### WRITTEN EXERCISE
From the listing below, copy only the lines running from the line that contains "What's the underlying" to the line that contains "Parse this screenshot: output", both included.

### DATA
· · ·

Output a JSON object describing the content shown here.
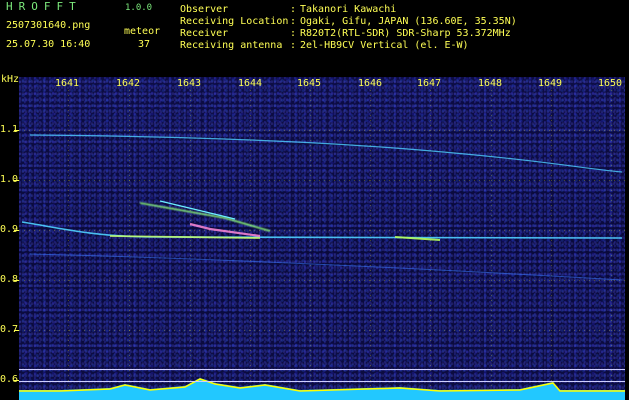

· · ·

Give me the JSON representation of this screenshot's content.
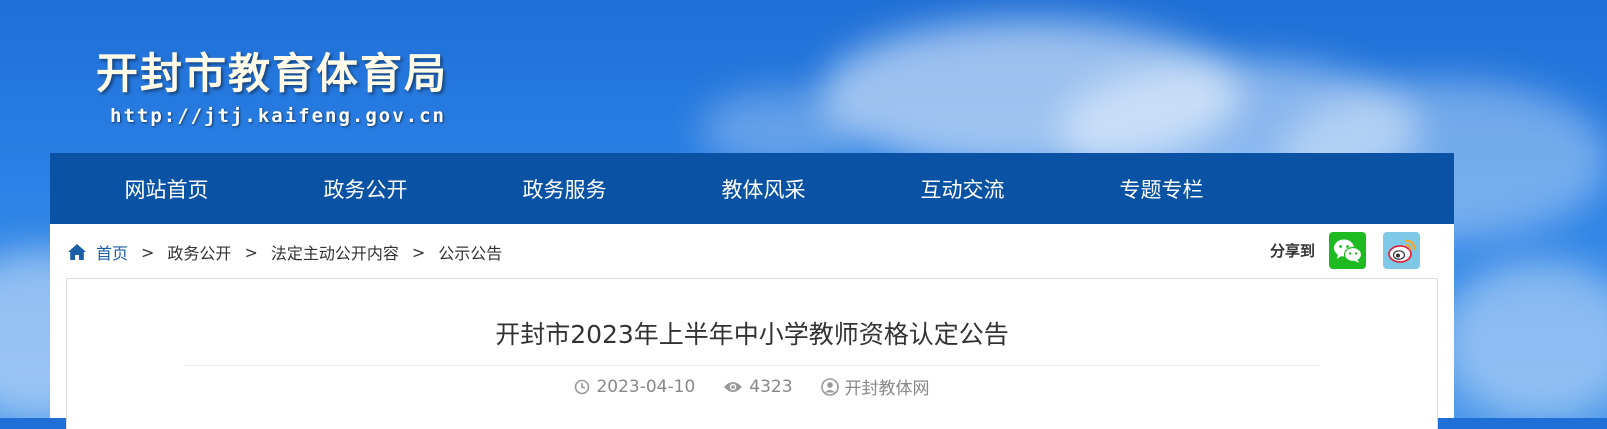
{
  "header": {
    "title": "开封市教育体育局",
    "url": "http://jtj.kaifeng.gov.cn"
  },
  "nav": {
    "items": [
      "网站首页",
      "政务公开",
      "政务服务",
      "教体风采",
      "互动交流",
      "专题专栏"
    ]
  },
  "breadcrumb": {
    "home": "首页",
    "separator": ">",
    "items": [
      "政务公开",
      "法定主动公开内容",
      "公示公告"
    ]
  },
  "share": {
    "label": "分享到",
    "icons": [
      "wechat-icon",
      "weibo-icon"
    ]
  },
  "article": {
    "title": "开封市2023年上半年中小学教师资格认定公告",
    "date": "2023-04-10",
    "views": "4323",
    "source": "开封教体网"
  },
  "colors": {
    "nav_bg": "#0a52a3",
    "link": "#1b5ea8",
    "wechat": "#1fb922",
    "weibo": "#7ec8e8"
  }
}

· · ·

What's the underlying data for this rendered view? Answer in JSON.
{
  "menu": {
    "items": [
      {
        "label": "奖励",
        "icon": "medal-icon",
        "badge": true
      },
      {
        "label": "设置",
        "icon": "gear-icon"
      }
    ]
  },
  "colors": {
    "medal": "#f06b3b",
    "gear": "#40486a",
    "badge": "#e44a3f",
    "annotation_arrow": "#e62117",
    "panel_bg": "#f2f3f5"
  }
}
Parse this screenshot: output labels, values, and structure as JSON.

· · ·

### TASK SOLUTION
What's the underlying data for this rendered view? Answer in JSON.
{
  "menu": {
    "items": [
      {
        "label": "奖励",
        "icon": "medal-icon",
        "badge": true
      },
      {
        "label": "设置",
        "icon": "gear-icon"
      }
    ]
  },
  "colors": {
    "medal": "#f06b3b",
    "gear": "#40486a",
    "badge": "#e44a3f",
    "annotation_arrow": "#e62117",
    "panel_bg": "#f2f3f5"
  }
}
Parse this screenshot: output labels, values, and structure as JSON.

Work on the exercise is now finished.